• Task objective: Find the string "color" in the records. Copy every line it appears in.

━━━━━ Data for the task ━━━━━

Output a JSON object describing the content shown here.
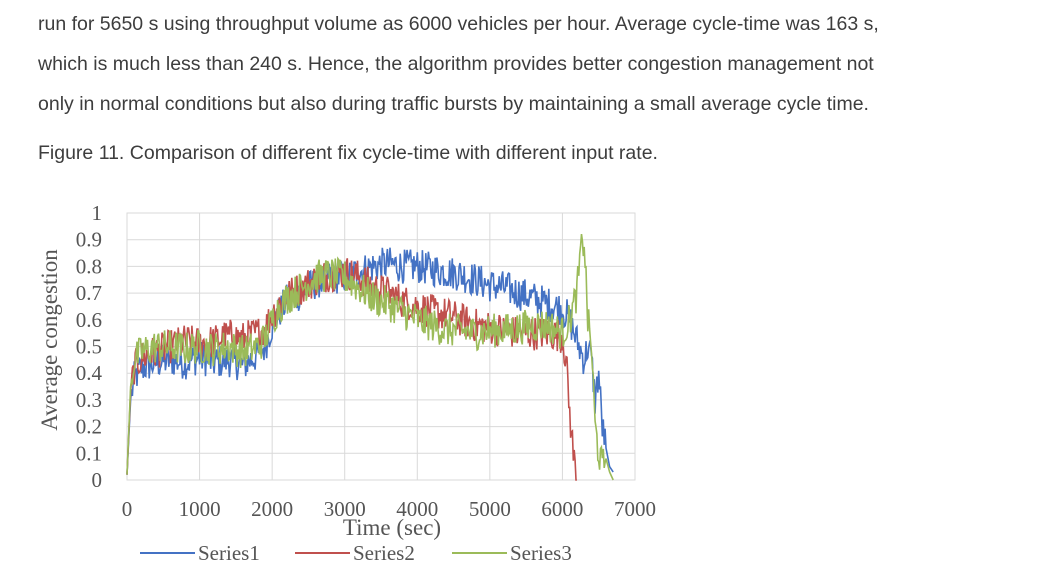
{
  "paragraph": {
    "lines": [
      "run for 5650 s using throughput volume as 6000 vehicles per hour. Average cycle-time was 163 s,",
      "which is much less than 240 s. Hence, the algorithm provides better congestion management not",
      "only in normal conditions but also during traffic bursts by maintaining a small average cycle time."
    ]
  },
  "figure": {
    "caption": "Figure 11. Comparison of different fix cycle-time with different input rate."
  },
  "chart_data": {
    "type": "line",
    "xlabel": "Time (sec)",
    "ylabel": "Average congestion",
    "xlim": [
      0,
      7000
    ],
    "ylim": [
      0,
      1
    ],
    "x_ticks": [
      "0",
      "1000",
      "2000",
      "3000",
      "4000",
      "5000",
      "6000",
      "7000"
    ],
    "y_ticks": [
      "0",
      "0.1",
      "0.2",
      "0.3",
      "0.4",
      "0.5",
      "0.6",
      "0.7",
      "0.8",
      "0.9",
      "1"
    ],
    "grid": true,
    "legend_position": "bottom",
    "series": [
      {
        "name": "Series1",
        "color": "#4472c4",
        "x": [
          0,
          50,
          100,
          200,
          400,
          600,
          800,
          1000,
          1200,
          1400,
          1600,
          1800,
          1900,
          2000,
          2100,
          2200,
          2400,
          2600,
          2800,
          3000,
          3200,
          3400,
          3600,
          3800,
          4000,
          4200,
          4400,
          4600,
          4800,
          5000,
          5200,
          5400,
          5600,
          5800,
          6000,
          6100,
          6200,
          6300,
          6350,
          6400,
          6450,
          6500,
          6550,
          6600,
          6650,
          6700
        ],
        "y": [
          0.02,
          0.3,
          0.38,
          0.42,
          0.44,
          0.45,
          0.44,
          0.46,
          0.44,
          0.45,
          0.43,
          0.47,
          0.5,
          0.58,
          0.63,
          0.67,
          0.7,
          0.74,
          0.76,
          0.76,
          0.78,
          0.8,
          0.81,
          0.8,
          0.8,
          0.79,
          0.78,
          0.77,
          0.75,
          0.73,
          0.72,
          0.7,
          0.68,
          0.66,
          0.64,
          0.6,
          0.52,
          0.45,
          0.5,
          0.45,
          0.3,
          0.4,
          0.2,
          0.12,
          0.05,
          0.03
        ]
      },
      {
        "name": "Series2",
        "color": "#c0504d",
        "x": [
          0,
          50,
          100,
          200,
          400,
          600,
          800,
          1000,
          1200,
          1400,
          1600,
          1800,
          1900,
          2000,
          2100,
          2200,
          2400,
          2600,
          2800,
          3000,
          3200,
          3400,
          3600,
          3800,
          4000,
          4200,
          4400,
          4600,
          4800,
          5000,
          5200,
          5400,
          5600,
          5800,
          6000,
          6050,
          6100,
          6150,
          6200
        ],
        "y": [
          0.02,
          0.33,
          0.42,
          0.46,
          0.48,
          0.5,
          0.52,
          0.51,
          0.52,
          0.54,
          0.53,
          0.55,
          0.57,
          0.62,
          0.66,
          0.69,
          0.72,
          0.75,
          0.77,
          0.78,
          0.76,
          0.72,
          0.7,
          0.67,
          0.65,
          0.63,
          0.62,
          0.6,
          0.58,
          0.57,
          0.56,
          0.55,
          0.55,
          0.55,
          0.54,
          0.45,
          0.25,
          0.1,
          0.0
        ]
      },
      {
        "name": "Series3",
        "color": "#9bbb59",
        "x": [
          0,
          50,
          100,
          200,
          400,
          600,
          800,
          1000,
          1200,
          1400,
          1600,
          1800,
          1900,
          2000,
          2100,
          2200,
          2400,
          2600,
          2800,
          3000,
          3200,
          3400,
          3600,
          3800,
          4000,
          4200,
          4400,
          4600,
          4800,
          5000,
          5200,
          5400,
          5600,
          5800,
          6000,
          6100,
          6200,
          6250,
          6300,
          6350,
          6400,
          6450,
          6500,
          6550,
          6600,
          6650,
          6700
        ],
        "y": [
          0.02,
          0.35,
          0.45,
          0.48,
          0.5,
          0.5,
          0.49,
          0.5,
          0.49,
          0.5,
          0.48,
          0.5,
          0.53,
          0.6,
          0.65,
          0.68,
          0.72,
          0.76,
          0.77,
          0.76,
          0.72,
          0.68,
          0.66,
          0.63,
          0.6,
          0.58,
          0.56,
          0.56,
          0.55,
          0.56,
          0.56,
          0.57,
          0.58,
          0.58,
          0.55,
          0.6,
          0.7,
          0.85,
          0.9,
          0.6,
          0.5,
          0.2,
          0.1,
          0.05,
          0.08,
          0.03,
          0.0
        ]
      }
    ]
  }
}
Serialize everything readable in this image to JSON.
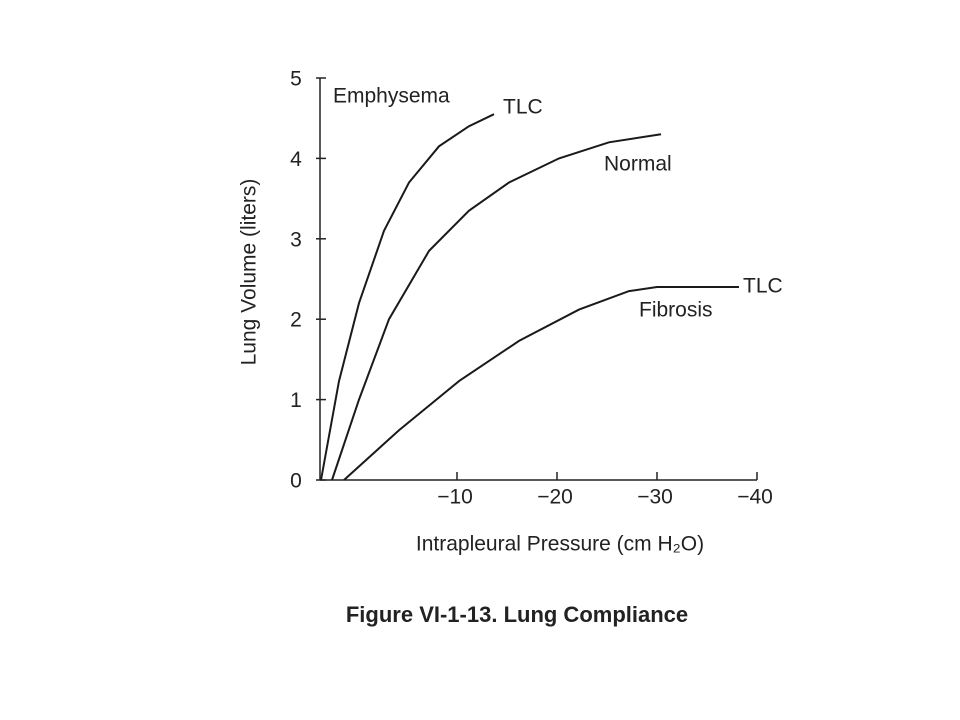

━━━━━

• Answer for this exercise:
        "color": "#4472c4",
        "color": "#c0504d",
        "color": "#9bbb59",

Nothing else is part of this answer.